** SUPPLIED RECORDS **
* START *
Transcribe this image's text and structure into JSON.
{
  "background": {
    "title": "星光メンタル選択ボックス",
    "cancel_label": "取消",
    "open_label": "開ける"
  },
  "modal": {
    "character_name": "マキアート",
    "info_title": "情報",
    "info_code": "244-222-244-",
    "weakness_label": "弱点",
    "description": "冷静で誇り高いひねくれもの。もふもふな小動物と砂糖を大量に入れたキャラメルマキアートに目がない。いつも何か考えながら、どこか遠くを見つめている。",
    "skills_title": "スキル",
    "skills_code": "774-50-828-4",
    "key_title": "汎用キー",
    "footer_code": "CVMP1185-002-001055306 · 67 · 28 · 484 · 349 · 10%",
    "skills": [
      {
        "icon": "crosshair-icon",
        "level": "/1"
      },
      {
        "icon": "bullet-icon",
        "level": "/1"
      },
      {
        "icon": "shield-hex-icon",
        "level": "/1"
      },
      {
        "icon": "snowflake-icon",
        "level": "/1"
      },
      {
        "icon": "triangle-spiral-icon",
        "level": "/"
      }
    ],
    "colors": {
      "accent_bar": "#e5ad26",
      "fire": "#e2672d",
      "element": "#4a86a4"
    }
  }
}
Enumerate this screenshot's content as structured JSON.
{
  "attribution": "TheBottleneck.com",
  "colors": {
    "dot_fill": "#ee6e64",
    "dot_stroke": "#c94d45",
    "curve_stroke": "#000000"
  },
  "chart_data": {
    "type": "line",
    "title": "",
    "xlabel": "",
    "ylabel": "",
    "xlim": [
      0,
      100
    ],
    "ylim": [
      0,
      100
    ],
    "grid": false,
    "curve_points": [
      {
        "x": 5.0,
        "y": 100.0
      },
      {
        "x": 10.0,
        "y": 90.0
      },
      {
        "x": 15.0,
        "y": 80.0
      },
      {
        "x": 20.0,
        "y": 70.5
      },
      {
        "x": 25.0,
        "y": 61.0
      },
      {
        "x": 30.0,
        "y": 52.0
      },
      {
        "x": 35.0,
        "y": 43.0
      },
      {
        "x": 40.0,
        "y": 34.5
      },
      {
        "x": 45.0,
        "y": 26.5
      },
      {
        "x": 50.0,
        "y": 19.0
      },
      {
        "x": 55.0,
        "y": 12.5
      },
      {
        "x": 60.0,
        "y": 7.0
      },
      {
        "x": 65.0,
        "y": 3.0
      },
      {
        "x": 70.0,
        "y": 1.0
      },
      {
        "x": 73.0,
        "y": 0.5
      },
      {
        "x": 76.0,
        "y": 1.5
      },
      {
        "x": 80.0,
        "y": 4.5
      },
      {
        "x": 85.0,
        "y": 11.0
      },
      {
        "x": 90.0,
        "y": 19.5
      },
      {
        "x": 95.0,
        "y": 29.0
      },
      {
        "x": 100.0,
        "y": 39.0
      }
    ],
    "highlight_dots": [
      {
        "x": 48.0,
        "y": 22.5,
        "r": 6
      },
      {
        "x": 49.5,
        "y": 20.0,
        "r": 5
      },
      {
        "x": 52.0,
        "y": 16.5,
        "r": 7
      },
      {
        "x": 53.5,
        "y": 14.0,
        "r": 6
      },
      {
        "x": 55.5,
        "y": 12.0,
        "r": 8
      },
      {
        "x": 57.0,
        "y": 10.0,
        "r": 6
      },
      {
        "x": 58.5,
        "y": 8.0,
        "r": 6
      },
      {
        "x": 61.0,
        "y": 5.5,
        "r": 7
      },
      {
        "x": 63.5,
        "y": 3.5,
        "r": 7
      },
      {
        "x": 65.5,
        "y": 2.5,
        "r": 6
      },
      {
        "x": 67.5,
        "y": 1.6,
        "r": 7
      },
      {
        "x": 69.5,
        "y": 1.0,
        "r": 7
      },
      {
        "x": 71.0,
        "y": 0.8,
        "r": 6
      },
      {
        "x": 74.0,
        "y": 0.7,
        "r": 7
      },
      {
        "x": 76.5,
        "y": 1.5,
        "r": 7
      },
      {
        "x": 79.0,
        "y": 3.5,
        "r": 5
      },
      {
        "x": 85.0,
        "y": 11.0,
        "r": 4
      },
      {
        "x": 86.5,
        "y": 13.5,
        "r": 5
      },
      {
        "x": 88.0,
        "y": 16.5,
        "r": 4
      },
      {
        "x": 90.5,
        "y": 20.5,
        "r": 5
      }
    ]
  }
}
* END *
** DO THIS **
Using the material above, print every entry exactly as written.

** RIGHT ANSWER **
Transcribe this image's text and structure into JSON.
{
  "background": {
    "title": "星光メンタル選択ボックス",
    "cancel_label": "取消",
    "open_label": "開ける"
  },
  "modal": {
    "character_name": "マキアート",
    "info_title": "情報",
    "info_code": "244-222-244-",
    "weakness_label": "弱点",
    "description": "冷静で誇り高いひねくれもの。もふもふな小動物と砂糖を大量に入れたキャラメルマキアートに目がない。いつも何か考えながら、どこか遠くを見つめている。",
    "skills_title": "スキル",
    "skills_code": "774-50-828-4",
    "key_title": "汎用キー",
    "footer_code": "CVMP1185-002-001055306 · 67 · 28 · 484 · 349 · 10%",
    "skills": [
      {
        "icon": "crosshair-icon",
        "level": "/1"
      },
      {
        "icon": "bullet-icon",
        "level": "/1"
      },
      {
        "icon": "shield-hex-icon",
        "level": "/1"
      },
      {
        "icon": "snowflake-icon",
        "level": "/1"
      },
      {
        "icon": "triangle-spiral-icon",
        "level": "/"
      }
    ],
    "colors": {
      "accent_bar": "#e5ad26",
      "fire": "#e2672d",
      "element": "#4a86a4"
    }
  }
}
Enumerate this screenshot's content as structured JSON.
{
  "attribution": "TheBottleneck.com",
  "colors": {
    "dot_fill": "#ee6e64",
    "dot_stroke": "#c94d45",
    "curve_stroke": "#000000"
  },
  "chart_data": {
    "type": "line",
    "title": "",
    "xlabel": "",
    "ylabel": "",
    "xlim": [
      0,
      100
    ],
    "ylim": [
      0,
      100
    ],
    "grid": false,
    "curve_points": [
      {
        "x": 5.0,
        "y": 100.0
      },
      {
        "x": 10.0,
        "y": 90.0
      },
      {
        "x": 15.0,
        "y": 80.0
      },
      {
        "x": 20.0,
        "y": 70.5
      },
      {
        "x": 25.0,
        "y": 61.0
      },
      {
        "x": 30.0,
        "y": 52.0
      },
      {
        "x": 35.0,
        "y": 43.0
      },
      {
        "x": 40.0,
        "y": 34.5
      },
      {
        "x": 45.0,
        "y": 26.5
      },
      {
        "x": 50.0,
        "y": 19.0
      },
      {
        "x": 55.0,
        "y": 12.5
      },
      {
        "x": 60.0,
        "y": 7.0
      },
      {
        "x": 65.0,
        "y": 3.0
      },
      {
        "x": 70.0,
        "y": 1.0
      },
      {
        "x": 73.0,
        "y": 0.5
      },
      {
        "x": 76.0,
        "y": 1.5
      },
      {
        "x": 80.0,
        "y": 4.5
      },
      {
        "x": 85.0,
        "y": 11.0
      },
      {
        "x": 90.0,
        "y": 19.5
      },
      {
        "x": 95.0,
        "y": 29.0
      },
      {
        "x": 100.0,
        "y": 39.0
      }
    ],
    "highlight_dots": [
      {
        "x": 48.0,
        "y": 22.5,
        "r": 6
      },
      {
        "x": 49.5,
        "y": 20.0,
        "r": 5
      },
      {
        "x": 52.0,
        "y": 16.5,
        "r": 7
      },
      {
        "x": 53.5,
        "y": 14.0,
        "r": 6
      },
      {
        "x": 55.5,
        "y": 12.0,
        "r": 8
      },
      {
        "x": 57.0,
        "y": 10.0,
        "r": 6
      },
      {
        "x": 58.5,
        "y": 8.0,
        "r": 6
      },
      {
        "x": 61.0,
        "y": 5.5,
        "r": 7
      },
      {
        "x": 63.5,
        "y": 3.5,
        "r": 7
      },
      {
        "x": 65.5,
        "y": 2.5,
        "r": 6
      },
      {
        "x": 67.5,
        "y": 1.6,
        "r": 7
      },
      {
        "x": 69.5,
        "y": 1.0,
        "r": 7
      },
      {
        "x": 71.0,
        "y": 0.8,
        "r": 6
      },
      {
        "x": 74.0,
        "y": 0.7,
        "r": 7
      },
      {
        "x": 76.5,
        "y": 1.5,
        "r": 7
      },
      {
        "x": 79.0,
        "y": 3.5,
        "r": 5
      },
      {
        "x": 85.0,
        "y": 11.0,
        "r": 4
      },
      {
        "x": 86.5,
        "y": 13.5,
        "r": 5
      },
      {
        "x": 88.0,
        "y": 16.5,
        "r": 4
      },
      {
        "x": 90.5,
        "y": 20.5,
        "r": 5
      }
    ]
  }
}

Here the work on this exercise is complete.